Entries taken from a collection

***

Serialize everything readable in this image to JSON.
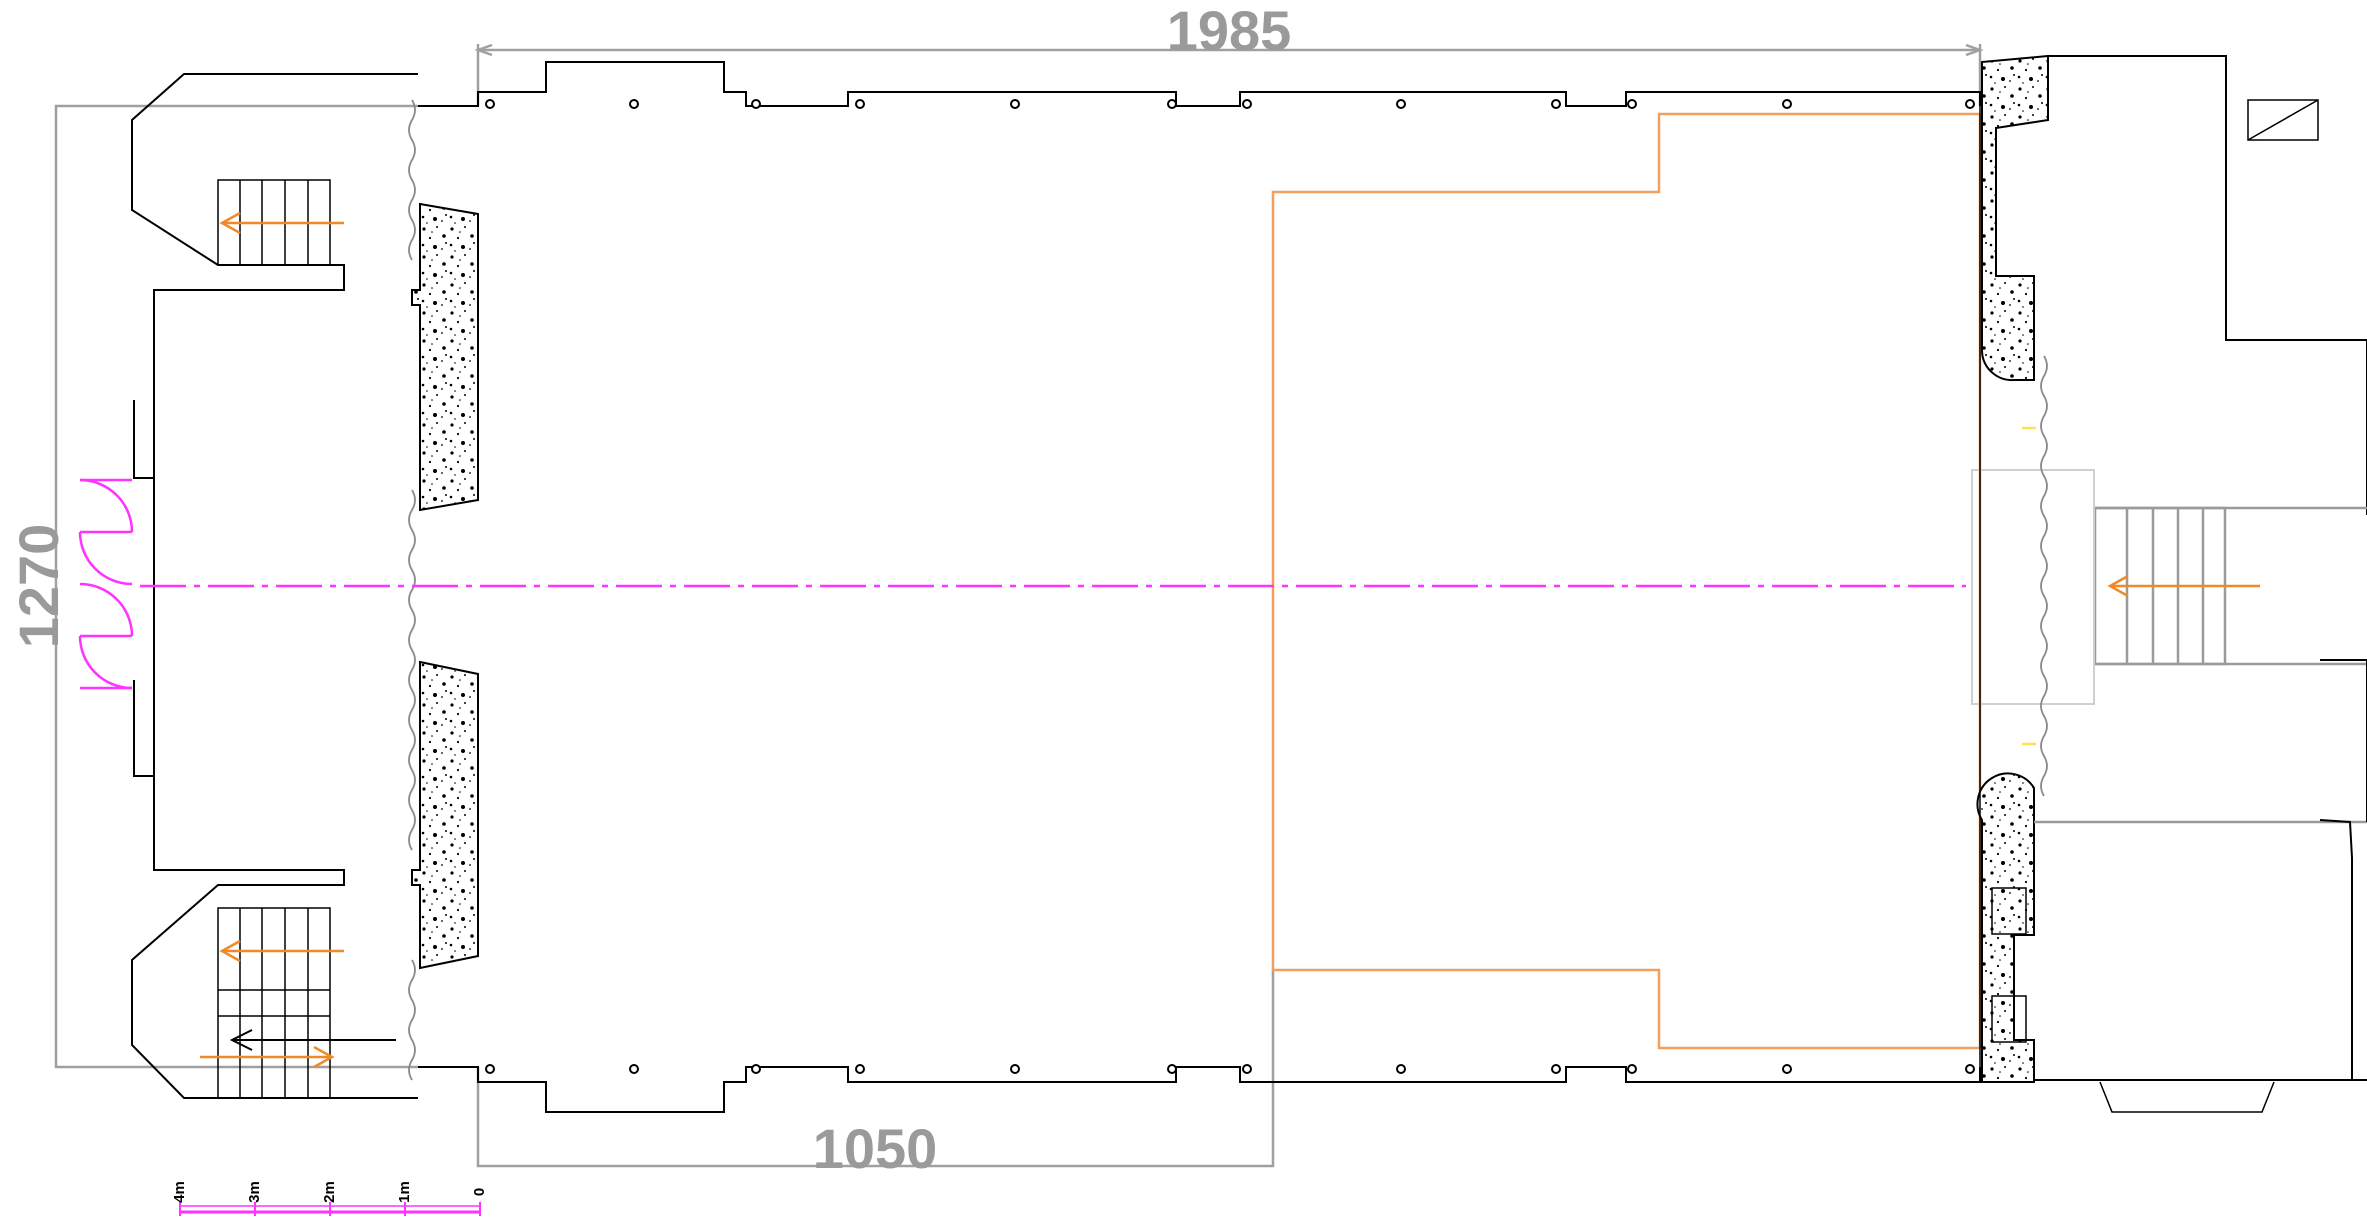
{
  "dimensions": {
    "top_width": "1985",
    "bottom_width": "1050",
    "left_height": "1270"
  },
  "scale_bar": {
    "labels": [
      "4m",
      "3m",
      "2m",
      "1m",
      "0"
    ]
  },
  "colors": {
    "walls": "#000000",
    "dimension_lines": "#a0a0a0",
    "stage_outline": "#f0a060",
    "exit_arrows": "#f08a28",
    "center_axis": "#ff33ff",
    "doors": "#ff33ff",
    "markers": "#ffe24d"
  }
}
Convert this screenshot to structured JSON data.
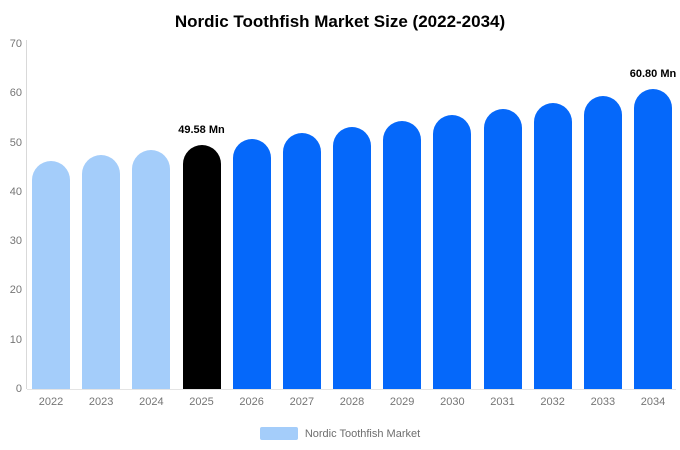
{
  "title": "Nordic Toothfish Market Size (2022-2034)",
  "legend": {
    "label": "Nordic Toothfish Market",
    "swatch_color": "#a4cdfa"
  },
  "colors": {
    "historical_bar": "#a4cdfa",
    "base_year_bar": "#000000",
    "forecast_bar": "#0568fa",
    "axis_line": "#d9d9d9",
    "tick_text": "#757575",
    "data_label_text": "#000000"
  },
  "chart_data": {
    "type": "bar",
    "title": "Nordic Toothfish Market Size (2022-2034)",
    "categories": [
      "2022",
      "2023",
      "2024",
      "2025",
      "2026",
      "2027",
      "2028",
      "2029",
      "2030",
      "2031",
      "2032",
      "2033",
      "2034"
    ],
    "values": [
      46.32,
      47.38,
      48.47,
      49.58,
      50.72,
      51.88,
      53.07,
      54.28,
      55.53,
      56.8,
      58.1,
      59.43,
      60.8
    ],
    "bar_colors": [
      "#a4cdfa",
      "#a4cdfa",
      "#a4cdfa",
      "#000000",
      "#0568fa",
      "#0568fa",
      "#0568fa",
      "#0568fa",
      "#0568fa",
      "#0568fa",
      "#0568fa",
      "#0568fa",
      "#0568fa"
    ],
    "data_labels": [
      null,
      null,
      null,
      "49.58 Mn",
      null,
      null,
      null,
      null,
      null,
      null,
      null,
      null,
      "60.80 Mn"
    ],
    "unit": "Mn",
    "xlabel": "",
    "ylabel": "",
    "ylim": [
      0,
      70
    ],
    "yticks": [
      0,
      10,
      20,
      30,
      40,
      50,
      60,
      70
    ],
    "grid": false,
    "legend_position": "bottom-center",
    "series": [
      {
        "name": "Nordic Toothfish Market",
        "values": [
          46.32,
          47.38,
          48.47,
          49.58,
          50.72,
          51.88,
          53.07,
          54.28,
          55.53,
          56.8,
          58.1,
          59.43,
          60.8
        ]
      }
    ]
  }
}
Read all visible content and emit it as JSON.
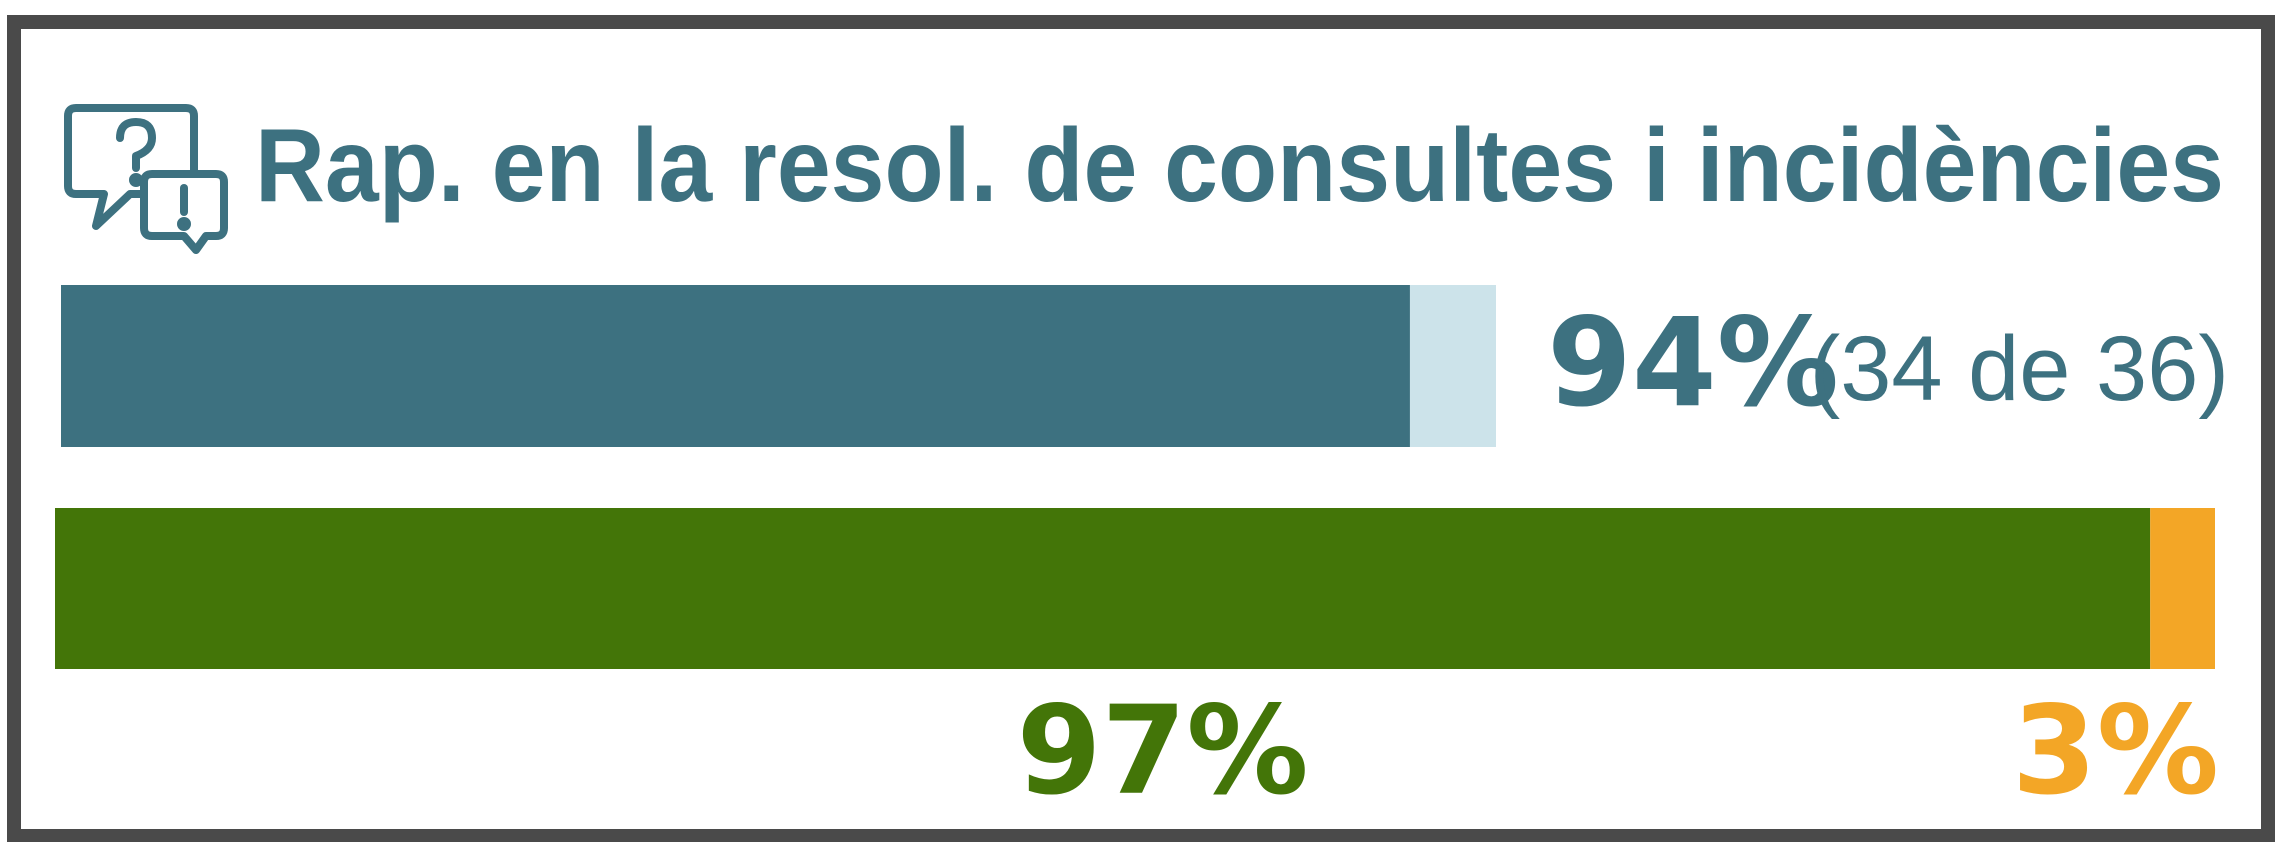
{
  "title": "Rap. en la resol. de consultes i incidències",
  "bars": [
    {
      "value": 94,
      "label": "94%",
      "detail": "(34 de 36)",
      "color": "#3d7180",
      "rest_color": "#cce3ea"
    },
    {
      "segments": [
        {
          "value": 97,
          "label": "97%",
          "color": "#437508"
        },
        {
          "value": 3,
          "label": "3%",
          "color": "#f3a626"
        }
      ]
    }
  ]
}
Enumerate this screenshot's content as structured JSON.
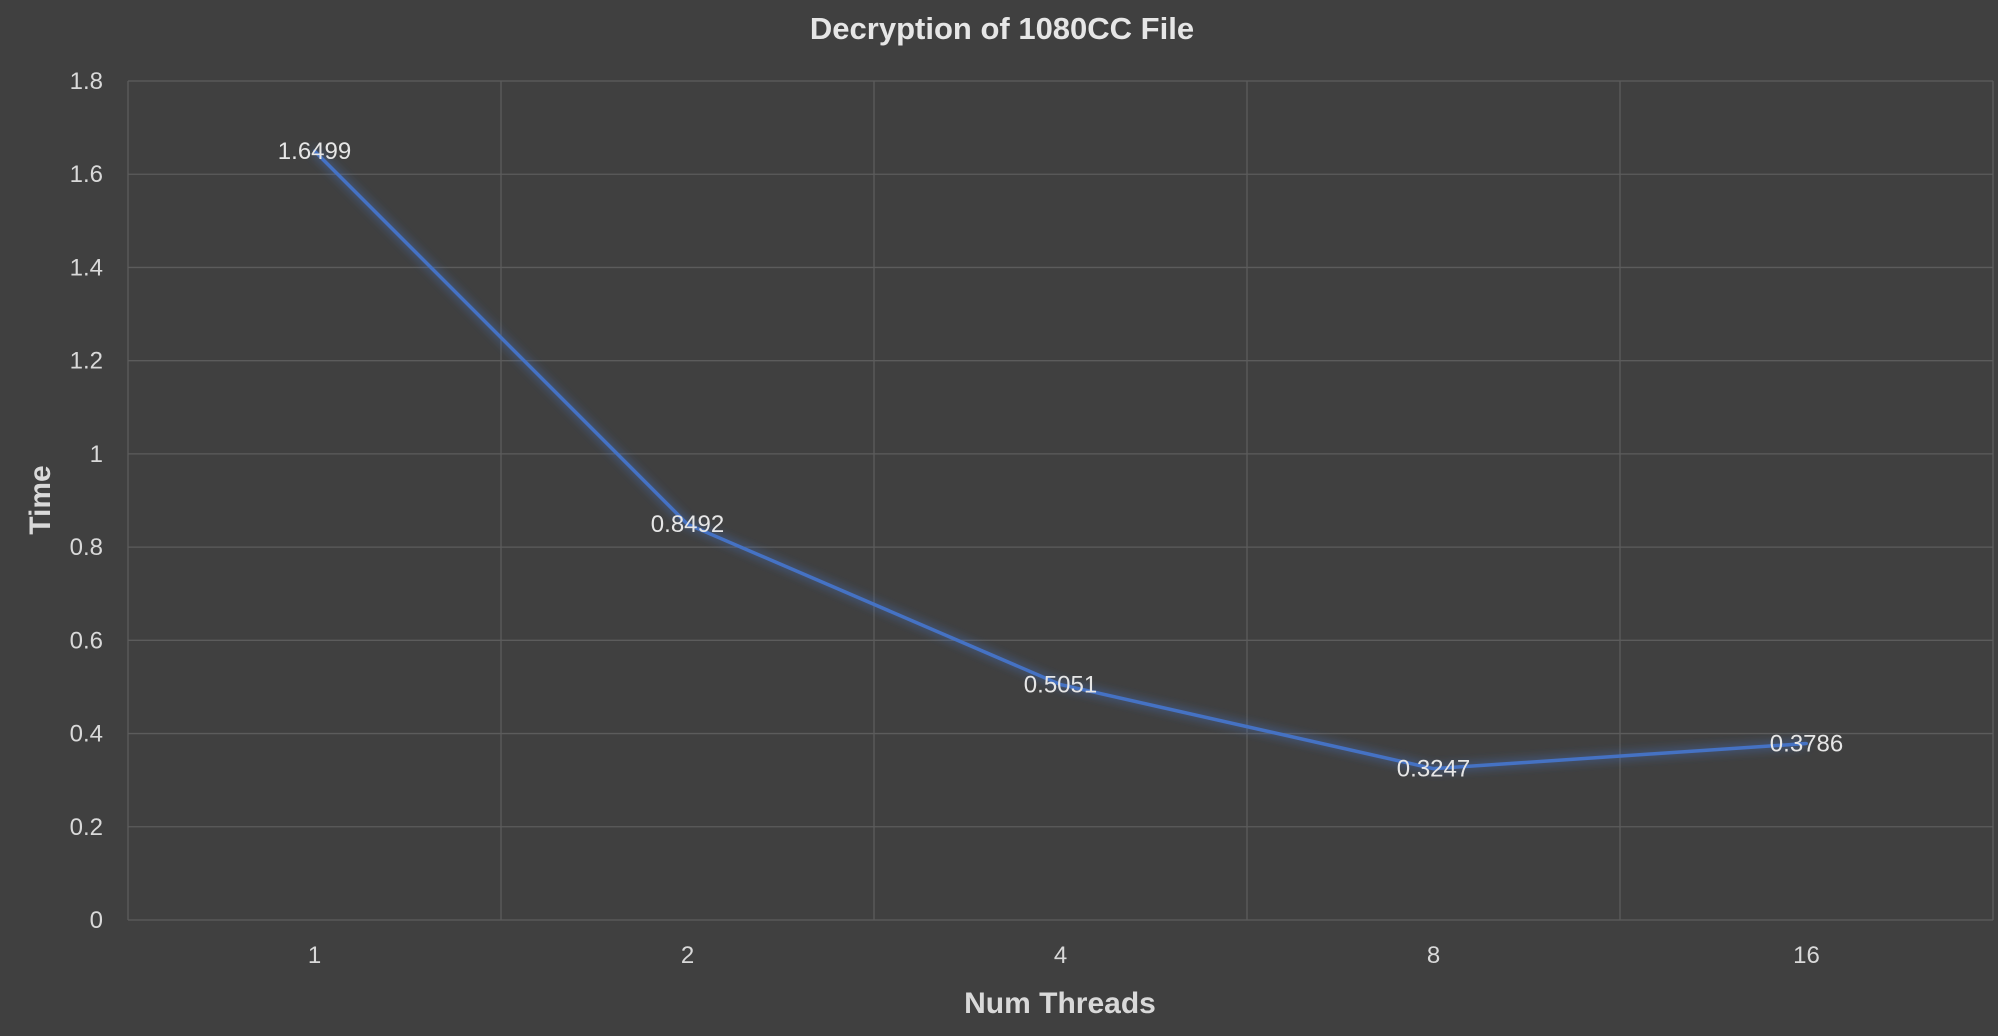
{
  "chart_data": {
    "type": "line",
    "title": "Decryption of 1080CC File",
    "xlabel": "Num Threads",
    "ylabel": "Time",
    "categories": [
      "1",
      "2",
      "4",
      "8",
      "16"
    ],
    "series": [
      {
        "values": [
          1.6499,
          0.8492,
          0.5051,
          0.3247,
          0.3786
        ],
        "data_labels": [
          "1.6499",
          "0.8492",
          "0.5051",
          "0.3247",
          "0.3786"
        ],
        "color": "#4472c4"
      }
    ],
    "ylim": [
      0,
      1.8
    ],
    "yticks": [
      0,
      0.2,
      0.4,
      0.6,
      0.8,
      1,
      1.2,
      1.4,
      1.6,
      1.8
    ],
    "ytick_labels": [
      "0",
      "0.2",
      "0.4",
      "0.6",
      "0.8",
      "1",
      "1.2",
      "1.4",
      "1.6",
      "1.8"
    ],
    "grid": true,
    "legend": "none",
    "background_color": "#404040",
    "grid_color": "#5c5c5c",
    "text_color": "#d9d9d9"
  }
}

***

Challenge: Transcribe each entry precisely as given, leaving the pictures out.

The answer:
Serialize everything readable in this image to JSON.
{
  "dimensions": {
    "top_width": "1985",
    "bottom_width": "1050",
    "left_height": "1270"
  },
  "scale_bar": {
    "labels": [
      "4m",
      "3m",
      "2m",
      "1m",
      "0"
    ]
  },
  "colors": {
    "walls": "#000000",
    "dimension_lines": "#a0a0a0",
    "stage_outline": "#f0a060",
    "exit_arrows": "#f08a28",
    "center_axis": "#ff33ff",
    "doors": "#ff33ff",
    "markers": "#ffe24d"
  }
}
Convert this screenshot to structured JSON data.
{
  "title": "Nordic Toothfish Market Size (2022-2034)",
  "legend": {
    "label": "Nordic Toothfish Market",
    "swatch_color": "#a4cdfa"
  },
  "colors": {
    "historical_bar": "#a4cdfa",
    "base_year_bar": "#000000",
    "forecast_bar": "#0568fa",
    "axis_line": "#d9d9d9",
    "tick_text": "#757575",
    "data_label_text": "#000000"
  },
  "chart_data": {
    "type": "bar",
    "title": "Nordic Toothfish Market Size (2022-2034)",
    "categories": [
      "2022",
      "2023",
      "2024",
      "2025",
      "2026",
      "2027",
      "2028",
      "2029",
      "2030",
      "2031",
      "2032",
      "2033",
      "2034"
    ],
    "values": [
      46.32,
      47.38,
      48.47,
      49.58,
      50.72,
      51.88,
      53.07,
      54.28,
      55.53,
      56.8,
      58.1,
      59.43,
      60.8
    ],
    "bar_colors": [
      "#a4cdfa",
      "#a4cdfa",
      "#a4cdfa",
      "#000000",
      "#0568fa",
      "#0568fa",
      "#0568fa",
      "#0568fa",
      "#0568fa",
      "#0568fa",
      "#0568fa",
      "#0568fa",
      "#0568fa"
    ],
    "data_labels": [
      null,
      null,
      null,
      "49.58 Mn",
      null,
      null,
      null,
      null,
      null,
      null,
      null,
      null,
      "60.80 Mn"
    ],
    "unit": "Mn",
    "xlabel": "",
    "ylabel": "",
    "ylim": [
      0,
      70
    ],
    "yticks": [
      0,
      10,
      20,
      30,
      40,
      50,
      60,
      70
    ],
    "grid": false,
    "legend_position": "bottom-center",
    "series": [
      {
        "name": "Nordic Toothfish Market",
        "values": [
          46.32,
          47.38,
          48.47,
          49.58,
          50.72,
          51.88,
          53.07,
          54.28,
          55.53,
          56.8,
          58.1,
          59.43,
          60.8
        ]
      }
    ]
  }
}
Read all visible content and emit it as JSON.
{
  "title": "Rap. en la resol. de consultes i incidències",
  "bars": [
    {
      "value": 94,
      "label": "94%",
      "detail": "(34 de 36)",
      "color": "#3d7180",
      "rest_color": "#cce3ea"
    },
    {
      "segments": [
        {
          "value": 97,
          "label": "97%",
          "color": "#437508"
        },
        {
          "value": 3,
          "label": "3%",
          "color": "#f3a626"
        }
      ]
    }
  ]
}
Enumerate this screenshot's content as structured JSON.
{
  "chart_data": {
    "type": "line",
    "title": "Decryption of 1080CC File",
    "xlabel": "Num Threads",
    "ylabel": "Time",
    "categories": [
      "1",
      "2",
      "4",
      "8",
      "16"
    ],
    "series": [
      {
        "values": [
          1.6499,
          0.8492,
          0.5051,
          0.3247,
          0.3786
        ],
        "data_labels": [
          "1.6499",
          "0.8492",
          "0.5051",
          "0.3247",
          "0.3786"
        ],
        "color": "#4472c4"
      }
    ],
    "ylim": [
      0,
      1.8
    ],
    "yticks": [
      0,
      0.2,
      0.4,
      0.6,
      0.8,
      1,
      1.2,
      1.4,
      1.6,
      1.8
    ],
    "ytick_labels": [
      "0",
      "0.2",
      "0.4",
      "0.6",
      "0.8",
      "1",
      "1.2",
      "1.4",
      "1.6",
      "1.8"
    ],
    "grid": true,
    "legend": "none",
    "background_color": "#404040",
    "grid_color": "#5c5c5c",
    "text_color": "#d9d9d9"
  }
}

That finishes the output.